• _Your objective_
Scan the material and copy every line in which "JSON" appears.

• _Data supplied_

==*==

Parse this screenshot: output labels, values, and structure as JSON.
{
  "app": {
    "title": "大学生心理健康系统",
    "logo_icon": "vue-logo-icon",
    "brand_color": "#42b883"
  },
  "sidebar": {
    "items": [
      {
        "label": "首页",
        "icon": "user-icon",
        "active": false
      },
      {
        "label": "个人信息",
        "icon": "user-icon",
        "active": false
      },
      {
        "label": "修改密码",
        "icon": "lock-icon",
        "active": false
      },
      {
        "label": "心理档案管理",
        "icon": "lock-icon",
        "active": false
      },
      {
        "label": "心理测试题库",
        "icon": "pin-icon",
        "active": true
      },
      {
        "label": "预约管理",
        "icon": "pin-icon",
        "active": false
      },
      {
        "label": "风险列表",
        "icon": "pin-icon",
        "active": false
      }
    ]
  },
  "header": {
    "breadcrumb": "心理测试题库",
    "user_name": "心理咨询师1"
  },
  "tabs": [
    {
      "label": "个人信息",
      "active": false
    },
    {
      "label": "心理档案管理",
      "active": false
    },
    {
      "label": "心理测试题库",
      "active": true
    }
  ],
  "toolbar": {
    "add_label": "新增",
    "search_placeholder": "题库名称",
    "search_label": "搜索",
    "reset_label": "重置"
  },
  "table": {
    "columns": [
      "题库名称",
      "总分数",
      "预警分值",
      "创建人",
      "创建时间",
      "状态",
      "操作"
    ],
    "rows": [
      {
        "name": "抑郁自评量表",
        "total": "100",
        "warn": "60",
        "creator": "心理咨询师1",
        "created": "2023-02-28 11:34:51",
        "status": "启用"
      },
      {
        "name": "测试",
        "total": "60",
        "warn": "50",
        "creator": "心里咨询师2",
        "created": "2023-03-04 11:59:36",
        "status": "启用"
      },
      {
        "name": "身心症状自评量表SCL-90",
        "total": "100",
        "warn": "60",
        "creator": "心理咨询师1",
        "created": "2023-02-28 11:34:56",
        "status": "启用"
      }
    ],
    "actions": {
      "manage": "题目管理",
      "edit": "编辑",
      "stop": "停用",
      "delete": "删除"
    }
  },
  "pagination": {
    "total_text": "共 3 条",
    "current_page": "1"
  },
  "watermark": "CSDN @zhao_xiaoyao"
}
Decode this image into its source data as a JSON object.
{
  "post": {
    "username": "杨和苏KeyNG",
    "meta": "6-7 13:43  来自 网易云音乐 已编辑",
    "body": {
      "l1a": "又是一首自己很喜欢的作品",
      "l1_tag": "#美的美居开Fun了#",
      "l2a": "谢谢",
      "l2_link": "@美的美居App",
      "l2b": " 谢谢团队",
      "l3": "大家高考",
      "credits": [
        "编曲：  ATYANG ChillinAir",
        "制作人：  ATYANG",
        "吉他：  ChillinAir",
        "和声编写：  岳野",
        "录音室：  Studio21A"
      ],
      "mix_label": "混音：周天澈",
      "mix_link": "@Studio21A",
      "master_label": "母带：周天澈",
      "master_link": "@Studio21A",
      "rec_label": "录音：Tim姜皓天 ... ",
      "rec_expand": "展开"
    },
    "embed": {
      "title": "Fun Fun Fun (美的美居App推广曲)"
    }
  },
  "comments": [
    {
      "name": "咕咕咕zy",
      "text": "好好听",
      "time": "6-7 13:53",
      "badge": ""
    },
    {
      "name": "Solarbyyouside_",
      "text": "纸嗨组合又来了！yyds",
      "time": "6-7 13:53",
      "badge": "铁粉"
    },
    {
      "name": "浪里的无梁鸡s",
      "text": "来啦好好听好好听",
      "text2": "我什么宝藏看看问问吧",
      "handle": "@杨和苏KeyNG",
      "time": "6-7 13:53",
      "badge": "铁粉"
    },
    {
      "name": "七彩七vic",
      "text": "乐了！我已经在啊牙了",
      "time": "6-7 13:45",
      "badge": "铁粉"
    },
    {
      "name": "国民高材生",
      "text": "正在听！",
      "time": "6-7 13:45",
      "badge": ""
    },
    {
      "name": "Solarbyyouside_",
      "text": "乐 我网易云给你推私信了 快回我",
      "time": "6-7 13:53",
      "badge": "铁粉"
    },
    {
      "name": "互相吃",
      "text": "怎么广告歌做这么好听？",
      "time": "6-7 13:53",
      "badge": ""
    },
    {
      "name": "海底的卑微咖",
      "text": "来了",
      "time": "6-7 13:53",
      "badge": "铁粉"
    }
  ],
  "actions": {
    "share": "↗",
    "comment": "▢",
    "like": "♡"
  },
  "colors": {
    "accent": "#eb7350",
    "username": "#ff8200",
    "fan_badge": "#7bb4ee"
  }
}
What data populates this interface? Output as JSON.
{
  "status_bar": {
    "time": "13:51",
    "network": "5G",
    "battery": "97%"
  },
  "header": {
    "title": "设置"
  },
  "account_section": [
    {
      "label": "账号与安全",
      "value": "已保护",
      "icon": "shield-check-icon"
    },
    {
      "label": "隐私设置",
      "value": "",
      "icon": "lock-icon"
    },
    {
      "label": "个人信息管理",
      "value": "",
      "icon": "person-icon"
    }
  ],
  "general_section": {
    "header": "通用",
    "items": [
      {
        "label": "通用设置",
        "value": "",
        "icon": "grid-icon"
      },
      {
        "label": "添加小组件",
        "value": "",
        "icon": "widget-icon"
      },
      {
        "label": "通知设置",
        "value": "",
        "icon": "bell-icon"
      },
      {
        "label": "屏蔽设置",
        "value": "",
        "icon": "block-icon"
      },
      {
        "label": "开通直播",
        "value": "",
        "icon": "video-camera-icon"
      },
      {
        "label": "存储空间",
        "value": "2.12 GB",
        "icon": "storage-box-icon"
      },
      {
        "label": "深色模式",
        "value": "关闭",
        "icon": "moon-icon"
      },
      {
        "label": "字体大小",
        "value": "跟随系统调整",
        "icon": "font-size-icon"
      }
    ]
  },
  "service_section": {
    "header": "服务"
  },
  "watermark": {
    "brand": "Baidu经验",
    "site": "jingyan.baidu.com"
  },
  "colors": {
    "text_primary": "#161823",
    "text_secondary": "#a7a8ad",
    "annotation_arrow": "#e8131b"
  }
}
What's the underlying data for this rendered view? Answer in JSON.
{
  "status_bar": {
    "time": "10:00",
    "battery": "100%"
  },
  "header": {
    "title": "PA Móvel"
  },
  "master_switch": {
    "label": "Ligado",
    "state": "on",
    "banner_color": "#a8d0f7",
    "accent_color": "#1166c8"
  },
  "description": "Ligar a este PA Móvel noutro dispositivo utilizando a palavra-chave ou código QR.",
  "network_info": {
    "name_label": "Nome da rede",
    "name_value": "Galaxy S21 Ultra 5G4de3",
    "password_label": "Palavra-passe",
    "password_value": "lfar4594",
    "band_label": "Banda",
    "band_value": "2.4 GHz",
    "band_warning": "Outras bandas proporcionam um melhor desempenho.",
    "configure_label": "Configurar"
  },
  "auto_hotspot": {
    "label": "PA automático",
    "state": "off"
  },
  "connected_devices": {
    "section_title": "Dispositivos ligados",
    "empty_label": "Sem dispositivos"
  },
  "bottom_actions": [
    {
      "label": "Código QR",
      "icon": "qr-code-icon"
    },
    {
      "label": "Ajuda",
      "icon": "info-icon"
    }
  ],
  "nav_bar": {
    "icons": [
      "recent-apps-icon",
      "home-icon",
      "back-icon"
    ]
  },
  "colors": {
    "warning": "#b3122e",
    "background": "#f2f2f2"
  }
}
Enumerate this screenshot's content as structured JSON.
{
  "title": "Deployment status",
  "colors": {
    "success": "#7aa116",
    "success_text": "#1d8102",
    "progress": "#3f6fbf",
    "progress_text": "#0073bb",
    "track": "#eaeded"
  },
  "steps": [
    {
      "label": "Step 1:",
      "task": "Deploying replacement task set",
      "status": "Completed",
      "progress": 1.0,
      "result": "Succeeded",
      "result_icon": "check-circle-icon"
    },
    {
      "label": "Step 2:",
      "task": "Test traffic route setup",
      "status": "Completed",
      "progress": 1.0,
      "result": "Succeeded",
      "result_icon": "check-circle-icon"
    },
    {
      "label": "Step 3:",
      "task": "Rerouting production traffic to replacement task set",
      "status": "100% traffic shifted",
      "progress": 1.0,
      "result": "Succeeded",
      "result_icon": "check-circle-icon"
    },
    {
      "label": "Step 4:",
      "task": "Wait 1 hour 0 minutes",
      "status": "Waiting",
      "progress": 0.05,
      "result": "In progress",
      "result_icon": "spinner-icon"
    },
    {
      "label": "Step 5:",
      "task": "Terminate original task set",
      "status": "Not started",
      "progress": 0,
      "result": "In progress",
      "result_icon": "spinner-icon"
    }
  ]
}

==*==

• _Answer to this exercise_
Parse this screenshot: output labels, values, and structure as JSON.
Decode this image into its source data as a JSON object.
What data populates this interface? Output as JSON.
What's the underlying data for this rendered view? Answer in JSON.
Enumerate this screenshot's content as structured JSON.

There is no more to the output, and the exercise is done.